WORKING DATA
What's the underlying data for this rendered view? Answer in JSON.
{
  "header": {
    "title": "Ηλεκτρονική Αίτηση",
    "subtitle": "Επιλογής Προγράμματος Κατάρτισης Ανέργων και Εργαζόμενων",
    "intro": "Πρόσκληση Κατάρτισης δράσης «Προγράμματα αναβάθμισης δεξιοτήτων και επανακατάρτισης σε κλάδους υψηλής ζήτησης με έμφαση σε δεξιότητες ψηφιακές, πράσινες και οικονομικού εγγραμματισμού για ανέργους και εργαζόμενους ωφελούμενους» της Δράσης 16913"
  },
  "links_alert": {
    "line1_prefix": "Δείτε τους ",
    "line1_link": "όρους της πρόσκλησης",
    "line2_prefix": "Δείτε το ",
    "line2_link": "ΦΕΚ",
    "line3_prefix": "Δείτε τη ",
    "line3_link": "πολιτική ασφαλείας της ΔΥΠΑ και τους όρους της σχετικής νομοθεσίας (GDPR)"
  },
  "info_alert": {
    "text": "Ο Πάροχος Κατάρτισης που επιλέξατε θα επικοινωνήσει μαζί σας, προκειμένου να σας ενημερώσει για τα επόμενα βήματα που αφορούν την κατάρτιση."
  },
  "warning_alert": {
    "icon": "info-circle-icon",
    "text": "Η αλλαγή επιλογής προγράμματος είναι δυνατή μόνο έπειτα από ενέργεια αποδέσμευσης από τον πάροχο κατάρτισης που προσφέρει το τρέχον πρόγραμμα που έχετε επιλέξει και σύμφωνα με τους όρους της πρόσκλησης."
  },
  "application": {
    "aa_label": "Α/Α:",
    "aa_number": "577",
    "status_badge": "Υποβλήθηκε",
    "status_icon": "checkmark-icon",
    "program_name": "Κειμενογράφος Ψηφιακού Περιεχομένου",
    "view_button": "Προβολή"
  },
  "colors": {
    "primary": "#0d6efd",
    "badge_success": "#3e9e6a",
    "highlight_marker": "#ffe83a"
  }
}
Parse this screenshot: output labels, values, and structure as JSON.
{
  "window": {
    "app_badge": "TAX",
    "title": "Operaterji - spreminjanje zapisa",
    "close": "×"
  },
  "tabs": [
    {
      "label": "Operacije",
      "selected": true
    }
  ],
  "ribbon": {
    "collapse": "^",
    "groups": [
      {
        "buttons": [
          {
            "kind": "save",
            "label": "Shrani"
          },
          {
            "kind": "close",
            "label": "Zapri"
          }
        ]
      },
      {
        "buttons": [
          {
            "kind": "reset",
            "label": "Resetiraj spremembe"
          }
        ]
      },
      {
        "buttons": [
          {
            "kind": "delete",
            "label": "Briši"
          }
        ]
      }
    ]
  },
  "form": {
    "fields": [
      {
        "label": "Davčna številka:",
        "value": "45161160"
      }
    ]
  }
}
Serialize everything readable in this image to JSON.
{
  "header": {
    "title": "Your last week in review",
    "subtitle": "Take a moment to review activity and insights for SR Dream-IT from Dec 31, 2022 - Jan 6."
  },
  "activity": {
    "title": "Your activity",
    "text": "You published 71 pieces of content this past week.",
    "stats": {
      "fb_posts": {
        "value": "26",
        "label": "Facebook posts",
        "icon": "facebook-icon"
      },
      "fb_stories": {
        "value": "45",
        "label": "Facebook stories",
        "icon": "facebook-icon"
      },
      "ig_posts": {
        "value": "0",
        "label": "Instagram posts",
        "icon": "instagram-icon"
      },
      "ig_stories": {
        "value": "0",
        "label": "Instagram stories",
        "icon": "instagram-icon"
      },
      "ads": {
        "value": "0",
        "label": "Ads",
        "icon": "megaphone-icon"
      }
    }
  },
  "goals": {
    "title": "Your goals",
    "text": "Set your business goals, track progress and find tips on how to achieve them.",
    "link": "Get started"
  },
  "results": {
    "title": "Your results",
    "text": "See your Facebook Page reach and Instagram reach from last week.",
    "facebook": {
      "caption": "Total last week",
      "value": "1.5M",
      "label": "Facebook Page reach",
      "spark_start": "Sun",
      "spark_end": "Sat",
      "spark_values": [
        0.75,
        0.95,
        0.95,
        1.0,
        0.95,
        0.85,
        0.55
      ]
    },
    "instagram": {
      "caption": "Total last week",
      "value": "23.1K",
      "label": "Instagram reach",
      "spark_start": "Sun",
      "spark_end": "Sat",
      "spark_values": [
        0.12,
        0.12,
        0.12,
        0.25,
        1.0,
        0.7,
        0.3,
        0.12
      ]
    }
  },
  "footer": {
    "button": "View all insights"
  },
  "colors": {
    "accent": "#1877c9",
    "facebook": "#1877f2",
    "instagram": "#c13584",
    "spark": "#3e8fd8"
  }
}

WHAT IS ASKED
Only lines holding the string "kind" are wanted; gather each one from the entries above.

THE OUTPUT
            "kind": "save",
            "kind": "close",
            "kind": "reset",
            "kind": "delete",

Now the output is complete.